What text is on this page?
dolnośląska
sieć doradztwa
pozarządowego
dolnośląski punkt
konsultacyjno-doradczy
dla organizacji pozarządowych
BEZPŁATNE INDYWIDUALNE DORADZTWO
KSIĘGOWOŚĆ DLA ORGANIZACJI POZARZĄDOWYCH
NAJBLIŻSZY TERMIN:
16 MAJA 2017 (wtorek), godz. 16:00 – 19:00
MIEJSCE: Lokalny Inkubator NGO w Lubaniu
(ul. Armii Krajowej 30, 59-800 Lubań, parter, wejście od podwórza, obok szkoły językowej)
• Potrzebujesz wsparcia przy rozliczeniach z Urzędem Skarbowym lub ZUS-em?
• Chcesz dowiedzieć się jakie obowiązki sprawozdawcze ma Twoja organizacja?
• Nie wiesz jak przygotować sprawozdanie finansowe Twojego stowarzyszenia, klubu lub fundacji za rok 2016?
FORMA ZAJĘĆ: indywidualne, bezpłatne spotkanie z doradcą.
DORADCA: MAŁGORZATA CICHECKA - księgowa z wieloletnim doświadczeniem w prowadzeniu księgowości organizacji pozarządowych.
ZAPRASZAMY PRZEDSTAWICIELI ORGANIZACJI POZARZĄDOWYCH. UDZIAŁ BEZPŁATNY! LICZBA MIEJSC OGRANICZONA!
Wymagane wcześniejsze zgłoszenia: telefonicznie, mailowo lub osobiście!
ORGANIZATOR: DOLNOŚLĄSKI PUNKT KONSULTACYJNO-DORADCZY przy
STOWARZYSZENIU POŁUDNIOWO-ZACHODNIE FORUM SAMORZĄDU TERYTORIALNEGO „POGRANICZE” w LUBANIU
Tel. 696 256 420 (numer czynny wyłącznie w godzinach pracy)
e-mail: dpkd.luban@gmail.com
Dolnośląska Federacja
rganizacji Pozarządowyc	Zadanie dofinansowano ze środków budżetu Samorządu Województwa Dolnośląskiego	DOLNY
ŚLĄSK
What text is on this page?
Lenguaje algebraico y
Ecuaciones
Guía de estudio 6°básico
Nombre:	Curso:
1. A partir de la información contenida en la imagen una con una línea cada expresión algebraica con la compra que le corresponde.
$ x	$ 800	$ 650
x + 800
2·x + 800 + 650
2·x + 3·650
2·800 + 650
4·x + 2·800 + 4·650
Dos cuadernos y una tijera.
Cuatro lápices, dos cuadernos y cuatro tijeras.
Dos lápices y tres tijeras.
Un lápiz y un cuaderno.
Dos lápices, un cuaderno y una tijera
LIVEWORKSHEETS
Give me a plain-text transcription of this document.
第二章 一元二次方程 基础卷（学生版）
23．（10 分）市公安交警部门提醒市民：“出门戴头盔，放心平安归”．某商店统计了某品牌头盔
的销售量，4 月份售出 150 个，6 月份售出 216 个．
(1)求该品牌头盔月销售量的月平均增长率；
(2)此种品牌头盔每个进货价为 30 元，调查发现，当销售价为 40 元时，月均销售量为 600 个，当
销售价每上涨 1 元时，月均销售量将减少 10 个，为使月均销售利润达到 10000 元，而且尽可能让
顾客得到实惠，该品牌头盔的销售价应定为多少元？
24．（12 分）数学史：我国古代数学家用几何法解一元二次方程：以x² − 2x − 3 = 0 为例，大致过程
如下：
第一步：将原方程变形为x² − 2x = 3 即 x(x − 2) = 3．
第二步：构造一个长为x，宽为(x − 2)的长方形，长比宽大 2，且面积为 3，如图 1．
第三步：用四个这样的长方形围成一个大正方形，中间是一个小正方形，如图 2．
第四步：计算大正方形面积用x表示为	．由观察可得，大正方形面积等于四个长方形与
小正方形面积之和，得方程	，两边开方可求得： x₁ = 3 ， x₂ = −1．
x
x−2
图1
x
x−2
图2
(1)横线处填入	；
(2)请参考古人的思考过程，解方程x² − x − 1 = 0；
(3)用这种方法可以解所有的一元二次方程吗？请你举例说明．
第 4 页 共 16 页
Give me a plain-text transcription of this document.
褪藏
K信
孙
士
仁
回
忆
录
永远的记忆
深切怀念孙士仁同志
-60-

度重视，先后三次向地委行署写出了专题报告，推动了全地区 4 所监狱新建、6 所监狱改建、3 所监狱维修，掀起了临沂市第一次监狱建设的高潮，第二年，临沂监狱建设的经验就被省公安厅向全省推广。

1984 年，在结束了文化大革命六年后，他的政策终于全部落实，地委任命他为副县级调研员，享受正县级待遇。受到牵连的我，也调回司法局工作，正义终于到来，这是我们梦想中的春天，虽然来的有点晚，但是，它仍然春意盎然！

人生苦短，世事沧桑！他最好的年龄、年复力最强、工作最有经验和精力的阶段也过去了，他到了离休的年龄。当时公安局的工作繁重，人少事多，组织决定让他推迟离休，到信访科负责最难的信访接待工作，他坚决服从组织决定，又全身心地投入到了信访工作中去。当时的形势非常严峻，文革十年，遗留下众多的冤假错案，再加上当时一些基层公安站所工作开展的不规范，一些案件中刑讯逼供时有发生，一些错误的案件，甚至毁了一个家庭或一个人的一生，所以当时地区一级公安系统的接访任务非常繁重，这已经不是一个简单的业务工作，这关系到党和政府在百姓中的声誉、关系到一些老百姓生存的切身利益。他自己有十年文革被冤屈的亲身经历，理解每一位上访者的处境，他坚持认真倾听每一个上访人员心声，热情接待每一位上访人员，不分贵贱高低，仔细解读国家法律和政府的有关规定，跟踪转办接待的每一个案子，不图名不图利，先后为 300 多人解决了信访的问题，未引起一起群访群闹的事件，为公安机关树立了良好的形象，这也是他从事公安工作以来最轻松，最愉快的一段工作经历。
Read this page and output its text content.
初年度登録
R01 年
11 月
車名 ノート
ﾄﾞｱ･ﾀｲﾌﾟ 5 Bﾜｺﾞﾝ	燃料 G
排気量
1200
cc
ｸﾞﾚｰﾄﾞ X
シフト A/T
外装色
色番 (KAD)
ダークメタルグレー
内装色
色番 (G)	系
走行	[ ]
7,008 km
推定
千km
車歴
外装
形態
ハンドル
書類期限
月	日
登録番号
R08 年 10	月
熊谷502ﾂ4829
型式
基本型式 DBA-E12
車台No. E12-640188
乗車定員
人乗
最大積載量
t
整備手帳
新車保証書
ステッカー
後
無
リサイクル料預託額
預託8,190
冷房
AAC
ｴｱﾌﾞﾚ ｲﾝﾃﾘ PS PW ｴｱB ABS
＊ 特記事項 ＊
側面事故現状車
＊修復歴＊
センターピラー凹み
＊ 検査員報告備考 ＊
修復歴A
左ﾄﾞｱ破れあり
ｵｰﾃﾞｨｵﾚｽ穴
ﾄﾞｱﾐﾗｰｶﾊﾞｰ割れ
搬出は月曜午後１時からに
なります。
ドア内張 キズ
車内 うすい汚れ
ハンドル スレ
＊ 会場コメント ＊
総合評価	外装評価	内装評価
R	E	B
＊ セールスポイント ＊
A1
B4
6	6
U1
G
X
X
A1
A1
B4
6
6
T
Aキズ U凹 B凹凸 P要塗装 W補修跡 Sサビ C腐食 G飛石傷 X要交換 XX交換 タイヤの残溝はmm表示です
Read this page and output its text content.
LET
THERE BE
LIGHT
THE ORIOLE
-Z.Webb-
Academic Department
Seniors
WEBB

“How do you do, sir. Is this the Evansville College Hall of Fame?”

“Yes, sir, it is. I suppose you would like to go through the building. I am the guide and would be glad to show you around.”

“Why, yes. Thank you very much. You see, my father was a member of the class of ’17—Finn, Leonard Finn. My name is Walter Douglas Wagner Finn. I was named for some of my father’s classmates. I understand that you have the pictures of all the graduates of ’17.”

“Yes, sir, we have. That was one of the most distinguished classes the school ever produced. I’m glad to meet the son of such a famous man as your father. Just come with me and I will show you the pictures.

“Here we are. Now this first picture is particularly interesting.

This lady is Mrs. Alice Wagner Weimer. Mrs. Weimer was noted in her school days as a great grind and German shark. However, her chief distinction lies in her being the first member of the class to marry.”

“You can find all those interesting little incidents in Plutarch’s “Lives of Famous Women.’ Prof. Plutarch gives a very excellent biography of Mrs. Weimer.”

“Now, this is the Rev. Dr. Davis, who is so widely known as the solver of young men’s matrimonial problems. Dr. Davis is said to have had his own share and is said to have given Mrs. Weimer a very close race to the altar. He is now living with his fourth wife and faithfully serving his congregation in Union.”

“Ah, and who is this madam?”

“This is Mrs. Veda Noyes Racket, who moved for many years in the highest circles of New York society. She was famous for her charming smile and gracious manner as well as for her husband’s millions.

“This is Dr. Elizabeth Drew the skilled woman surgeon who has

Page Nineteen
====
State how many lines of the listing above hold the word "interesting", with nothing but the number.

SOLVED PROBLEM => 2